§ What is required: Reproduce the entire listing word for word.

__________

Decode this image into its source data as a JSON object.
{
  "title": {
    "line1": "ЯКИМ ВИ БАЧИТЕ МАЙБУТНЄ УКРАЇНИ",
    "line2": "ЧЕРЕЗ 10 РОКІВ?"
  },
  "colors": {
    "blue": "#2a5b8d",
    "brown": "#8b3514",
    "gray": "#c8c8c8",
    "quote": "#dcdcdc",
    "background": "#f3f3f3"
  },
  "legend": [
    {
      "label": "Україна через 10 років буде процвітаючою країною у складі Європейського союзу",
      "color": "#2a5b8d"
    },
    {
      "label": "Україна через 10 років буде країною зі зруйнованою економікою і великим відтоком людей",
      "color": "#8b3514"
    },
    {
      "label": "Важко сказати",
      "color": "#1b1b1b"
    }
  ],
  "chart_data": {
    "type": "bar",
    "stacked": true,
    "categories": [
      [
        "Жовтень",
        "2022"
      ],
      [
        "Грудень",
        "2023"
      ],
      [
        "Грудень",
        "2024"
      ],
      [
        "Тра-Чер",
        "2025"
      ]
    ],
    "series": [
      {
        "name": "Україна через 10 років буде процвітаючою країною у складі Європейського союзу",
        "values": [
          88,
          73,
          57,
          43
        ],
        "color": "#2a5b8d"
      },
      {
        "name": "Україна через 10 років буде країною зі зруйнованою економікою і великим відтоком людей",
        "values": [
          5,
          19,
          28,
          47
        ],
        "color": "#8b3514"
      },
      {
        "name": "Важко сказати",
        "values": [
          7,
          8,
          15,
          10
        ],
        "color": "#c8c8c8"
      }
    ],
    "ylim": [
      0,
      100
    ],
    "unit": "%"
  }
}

__________

§ Exercise result:
Decode this image into its source data as a JSON object.
{
  "title": {
    "line1": "ЯКИМ ВИ БАЧИТЕ МАЙБУТНЄ УКРАЇНИ",
    "line2": "ЧЕРЕЗ 10 РОКІВ?"
  },
  "colors": {
    "blue": "#2a5b8d",
    "brown": "#8b3514",
    "gray": "#c8c8c8",
    "quote": "#dcdcdc",
    "background": "#f3f3f3"
  },
  "legend": [
    {
      "label": "Україна через 10 років буде процвітаючою країною у складі Європейського союзу",
      "color": "#2a5b8d"
    },
    {
      "label": "Україна через 10 років буде країною зі зруйнованою економікою і великим відтоком людей",
      "color": "#8b3514"
    },
    {
      "label": "Важко сказати",
      "color": "#1b1b1b"
    }
  ],
  "chart_data": {
    "type": "bar",
    "stacked": true,
    "categories": [
      [
        "Жовтень",
        "2022"
      ],
      [
        "Грудень",
        "2023"
      ],
      [
        "Грудень",
        "2024"
      ],
      [
        "Тра-Чер",
        "2025"
      ]
    ],
    "series": [
      {
        "name": "Україна через 10 років буде процвітаючою країною у складі Європейського союзу",
        "values": [
          88,
          73,
          57,
          43
        ],
        "color": "#2a5b8d"
      },
      {
        "name": "Україна через 10 років буде країною зі зруйнованою економікою і великим відтоком людей",
        "values": [
          5,
          19,
          28,
          47
        ],
        "color": "#8b3514"
      },
      {
        "name": "Важко сказати",
        "values": [
          7,
          8,
          15,
          10
        ],
        "color": "#c8c8c8"
      }
    ],
    "ylim": [
      0,
      100
    ],
    "unit": "%"
  }
}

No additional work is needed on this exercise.